■ Required work ■
Write the data out again, character for character, with no images.

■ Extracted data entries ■
--------------------------------
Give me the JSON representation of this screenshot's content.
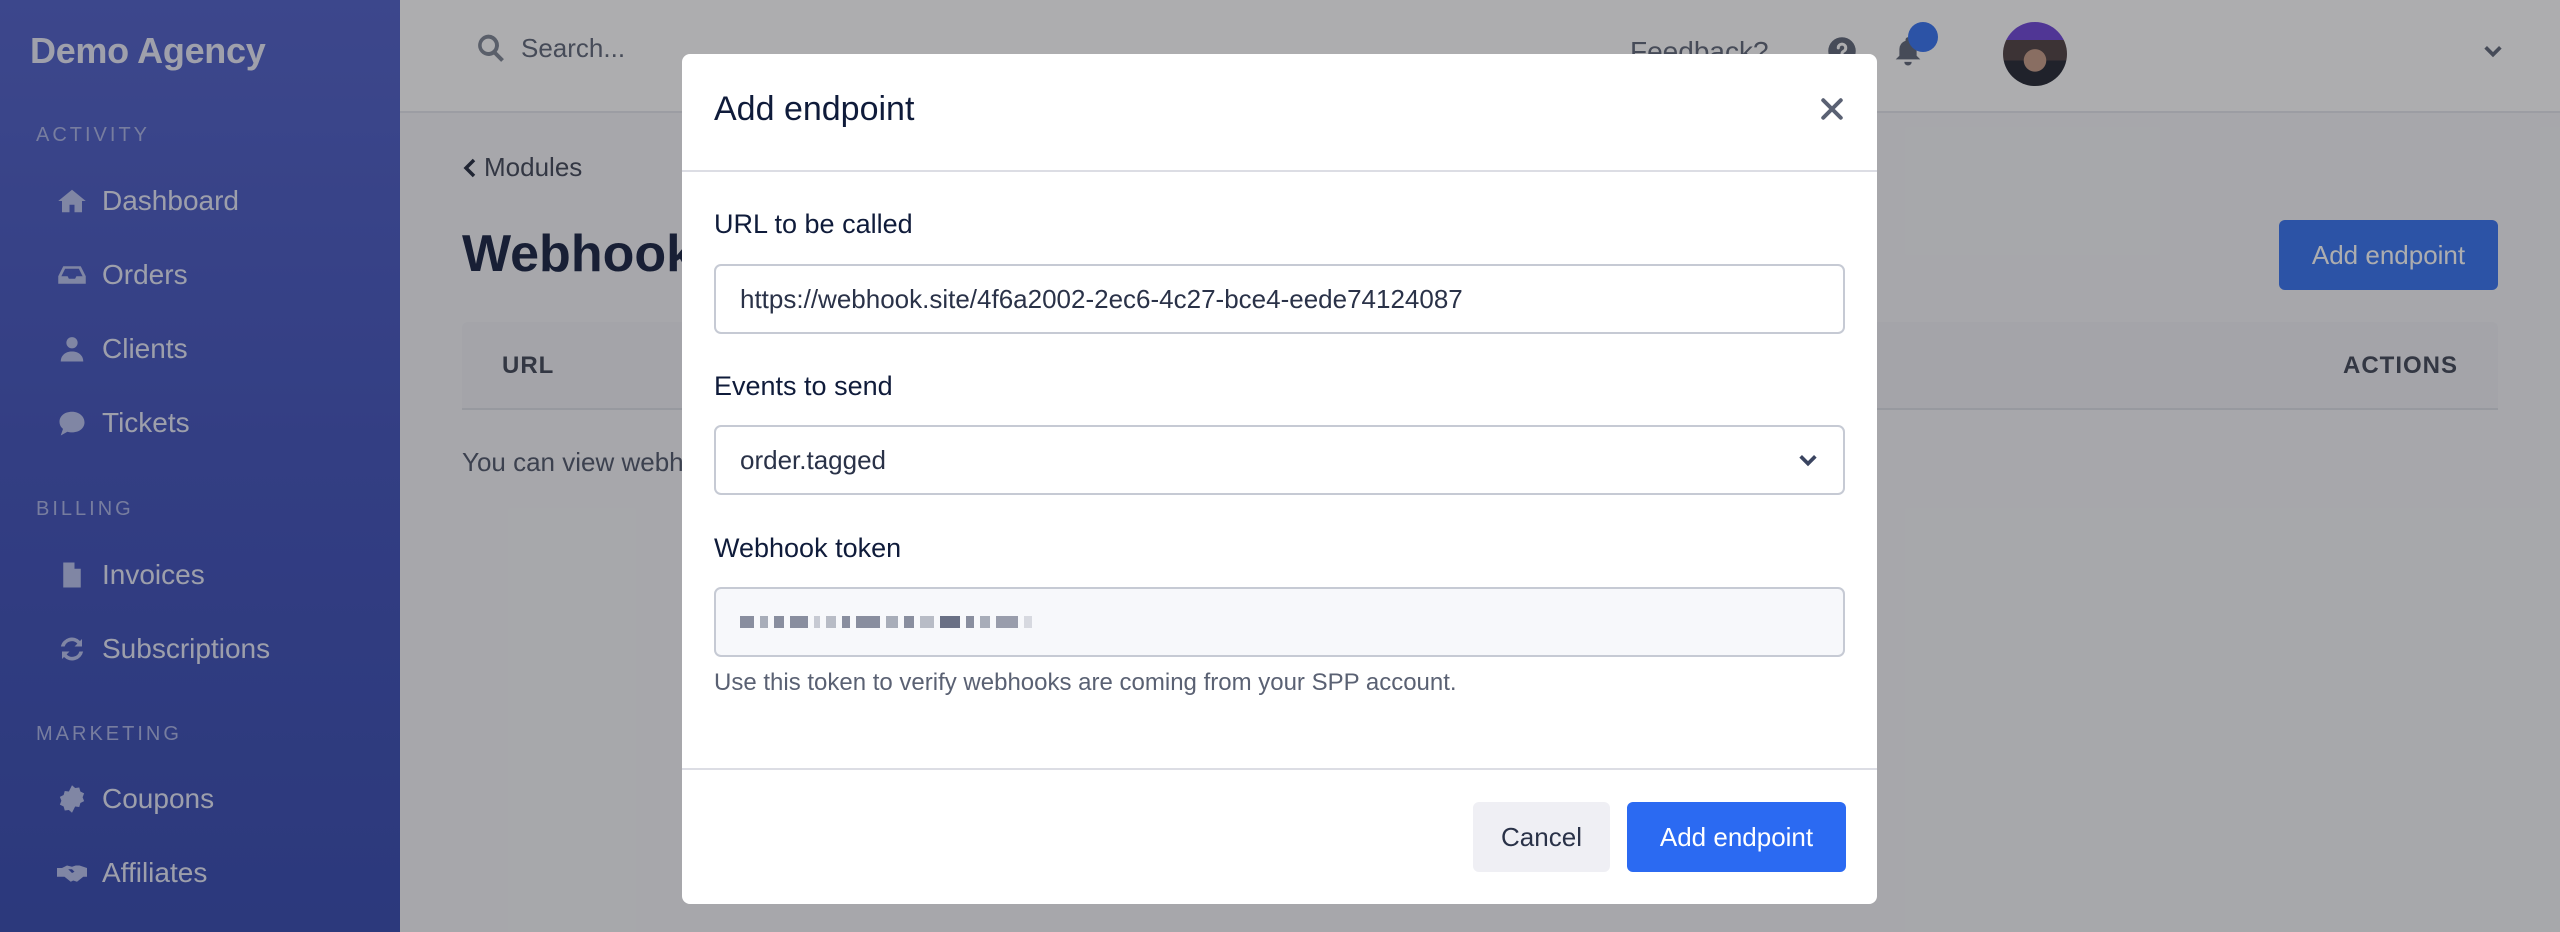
{
  "sidebar": {
    "brand": "Demo Agency",
    "sections": [
      {
        "label": "ACTIVITY",
        "items": [
          {
            "label": "Dashboard",
            "icon": "home-icon"
          },
          {
            "label": "Orders",
            "icon": "inbox-icon"
          },
          {
            "label": "Clients",
            "icon": "user-icon"
          },
          {
            "label": "Tickets",
            "icon": "comment-icon"
          }
        ]
      },
      {
        "label": "BILLING",
        "items": [
          {
            "label": "Invoices",
            "icon": "file-icon"
          },
          {
            "label": "Subscriptions",
            "icon": "sync-icon"
          }
        ]
      },
      {
        "label": "MARKETING",
        "items": [
          {
            "label": "Coupons",
            "icon": "percent-badge-icon"
          },
          {
            "label": "Affiliates",
            "icon": "handshake-icon"
          }
        ]
      }
    ]
  },
  "topbar": {
    "search_placeholder": "Search...",
    "feedback": "Feedback?",
    "help_icon": "question-circle-icon",
    "bell_icon": "bell-icon",
    "notification_dot_color": "#2f6ef0"
  },
  "main": {
    "back_link": "Modules",
    "title": "Webhooks",
    "add_button": "Add endpoint",
    "table": {
      "columns": [
        "URL",
        "ACTIONS"
      ]
    },
    "empty_text_visible": "You can view webh"
  },
  "modal": {
    "title": "Add endpoint",
    "url_label": "URL to be called",
    "url_value": "https://webhook.site/4f6a2002-2ec6-4c27-bce4-eede74124087",
    "events_label": "Events to send",
    "events_value": "order.tagged",
    "token_label": "Webhook token",
    "token_value_redacted": true,
    "token_help": "Use this token to verify webhooks are coming from your SPP account.",
    "cancel": "Cancel",
    "submit": "Add endpoint"
  },
  "colors": {
    "accent": "#2b6af2",
    "sidebar": "#3a4cb8",
    "title": "#0f1b3a"
  }
}
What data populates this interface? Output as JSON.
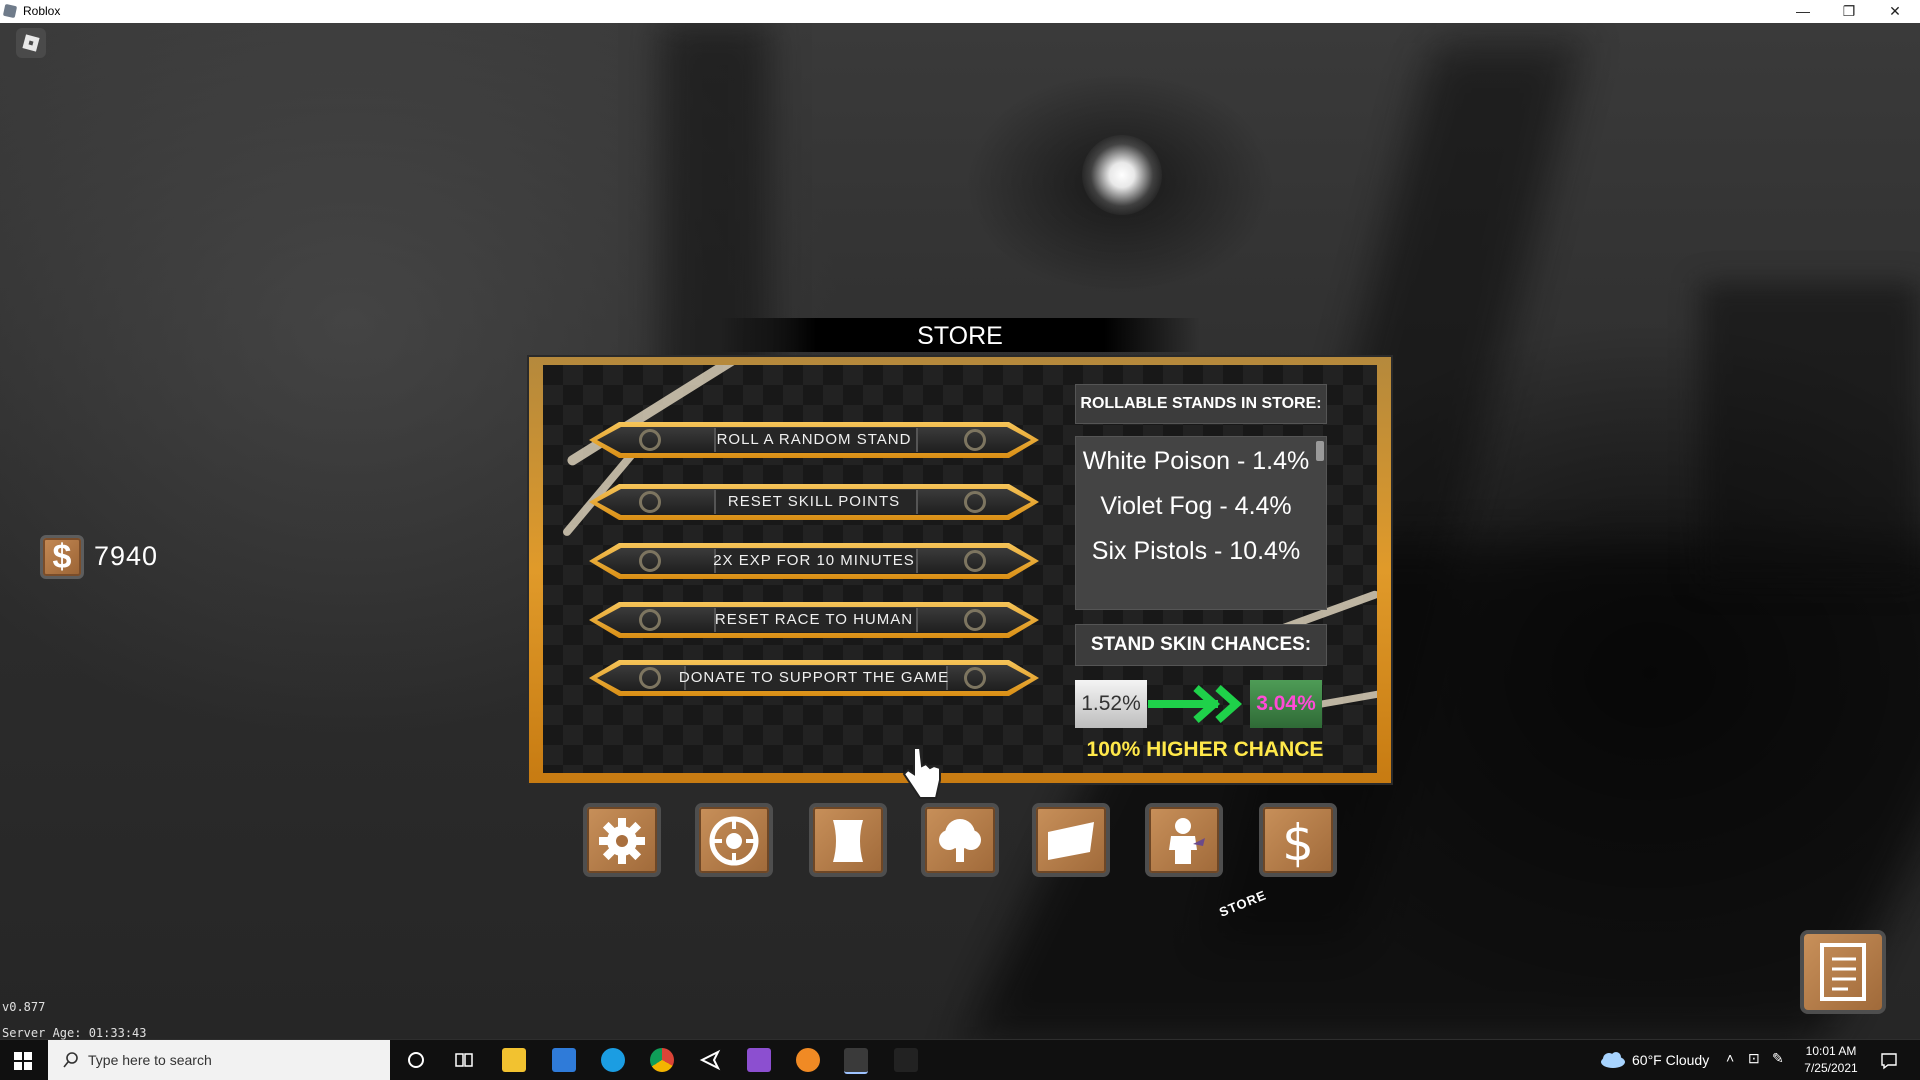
{
  "window": {
    "title": "Roblox",
    "minimize_glyph": "—",
    "restore_glyph": "❐",
    "close_glyph": "✕"
  },
  "hud": {
    "currency_symbol": "$",
    "currency_amount": "7940",
    "version": "v0.877",
    "server_age": "Server Age: 01:33:43",
    "store_hint": "STORE"
  },
  "store": {
    "title": "STORE",
    "options": [
      {
        "label": "ROLL A RANDOM STAND"
      },
      {
        "label": "RESET SKILL POINTS"
      },
      {
        "label": "2X EXP FOR 10 MINUTES"
      },
      {
        "label": "RESET RACE TO HUMAN"
      },
      {
        "label": "DONATE TO SUPPORT THE GAME"
      }
    ],
    "rollable_header": "ROLLABLE STANDS IN STORE:",
    "rollable_stands": [
      "White Poison - 1.4%",
      "Violet Fog - 4.4%",
      "Six Pistols - 10.4%"
    ],
    "skin_header": "STAND SKIN CHANCES:",
    "chance_before": "1.52%",
    "chance_after": "3.04%",
    "higher_text": "100% HIGHER CHANCE"
  },
  "hotbar": [
    {
      "icon": "gear-icon"
    },
    {
      "icon": "stats-wheel-icon"
    },
    {
      "icon": "scroll-icon"
    },
    {
      "icon": "tree-icon"
    },
    {
      "icon": "banner-icon"
    },
    {
      "icon": "character-icon"
    },
    {
      "icon": "dollar-icon"
    }
  ],
  "taskbar": {
    "search_placeholder": "Type here to search",
    "weather": "60°F  Cloudy",
    "time": "10:01 AM",
    "date": "7/25/2021"
  },
  "colors": {
    "frame_gold": "#e09a2a",
    "button_gold": "#f6c55a",
    "wood": "#b47a46",
    "higher_yellow": "#ffe84a",
    "arrow_green": "#1fd14a"
  }
}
--------------------------------
■ Exercise response ■
Give me the JSON representation of this screenshot's content.
{
  "sidebar": {
    "brand": "Demo Agency",
    "sections": [
      {
        "label": "ACTIVITY",
        "items": [
          {
            "label": "Dashboard",
            "icon": "home-icon"
          },
          {
            "label": "Orders",
            "icon": "inbox-icon"
          },
          {
            "label": "Clients",
            "icon": "user-icon"
          },
          {
            "label": "Tickets",
            "icon": "comment-icon"
          }
        ]
      },
      {
        "label": "BILLING",
        "items": [
          {
            "label": "Invoices",
            "icon": "file-icon"
          },
          {
            "label": "Subscriptions",
            "icon": "sync-icon"
          }
        ]
      },
      {
        "label": "MARKETING",
        "items": [
          {
            "label": "Coupons",
            "icon": "percent-badge-icon"
          },
          {
            "label": "Affiliates",
            "icon": "handshake-icon"
          }
        ]
      }
    ]
  },
  "topbar": {
    "search_placeholder": "Search...",
    "feedback": "Feedback?",
    "help_icon": "question-circle-icon",
    "bell_icon": "bell-icon",
    "notification_dot_color": "#2f6ef0"
  },
  "main": {
    "back_link": "Modules",
    "title": "Webhooks",
    "add_button": "Add endpoint",
    "table": {
      "columns": [
        "URL",
        "ACTIONS"
      ]
    },
    "empty_text_visible": "You can view webh"
  },
  "modal": {
    "title": "Add endpoint",
    "url_label": "URL to be called",
    "url_value": "https://webhook.site/4f6a2002-2ec6-4c27-bce4-eede74124087",
    "events_label": "Events to send",
    "events_value": "order.tagged",
    "token_label": "Webhook token",
    "token_value_redacted": true,
    "token_help": "Use this token to verify webhooks are coming from your SPP account.",
    "cancel": "Cancel",
    "submit": "Add endpoint"
  },
  "colors": {
    "accent": "#2b6af2",
    "sidebar": "#3a4cb8",
    "title": "#0f1b3a"
  }
}
What data populates this interface? Output as JSON.
{
  "window": {
    "title": "Roblox",
    "minimize_glyph": "—",
    "restore_glyph": "❐",
    "close_glyph": "✕"
  },
  "hud": {
    "currency_symbol": "$",
    "currency_amount": "7940",
    "version": "v0.877",
    "server_age": "Server Age: 01:33:43",
    "store_hint": "STORE"
  },
  "store": {
    "title": "STORE",
    "options": [
      {
        "label": "ROLL A RANDOM STAND"
      },
      {
        "label": "RESET SKILL POINTS"
      },
      {
        "label": "2X EXP FOR 10 MINUTES"
      },
      {
        "label": "RESET RACE TO HUMAN"
      },
      {
        "label": "DONATE TO SUPPORT THE GAME"
      }
    ],
    "rollable_header": "ROLLABLE STANDS IN STORE:",
    "rollable_stands": [
      "White Poison - 1.4%",
      "Violet Fog - 4.4%",
      "Six Pistols - 10.4%"
    ],
    "skin_header": "STAND SKIN CHANCES:",
    "chance_before": "1.52%",
    "chance_after": "3.04%",
    "higher_text": "100% HIGHER CHANCE"
  },
  "hotbar": [
    {
      "icon": "gear-icon"
    },
    {
      "icon": "stats-wheel-icon"
    },
    {
      "icon": "scroll-icon"
    },
    {
      "icon": "tree-icon"
    },
    {
      "icon": "banner-icon"
    },
    {
      "icon": "character-icon"
    },
    {
      "icon": "dollar-icon"
    }
  ],
  "taskbar": {
    "search_placeholder": "Type here to search",
    "weather": "60°F  Cloudy",
    "time": "10:01 AM",
    "date": "7/25/2021"
  },
  "colors": {
    "frame_gold": "#e09a2a",
    "button_gold": "#f6c55a",
    "wood": "#b47a46",
    "higher_yellow": "#ffe84a",
    "arrow_green": "#1fd14a"
  }
}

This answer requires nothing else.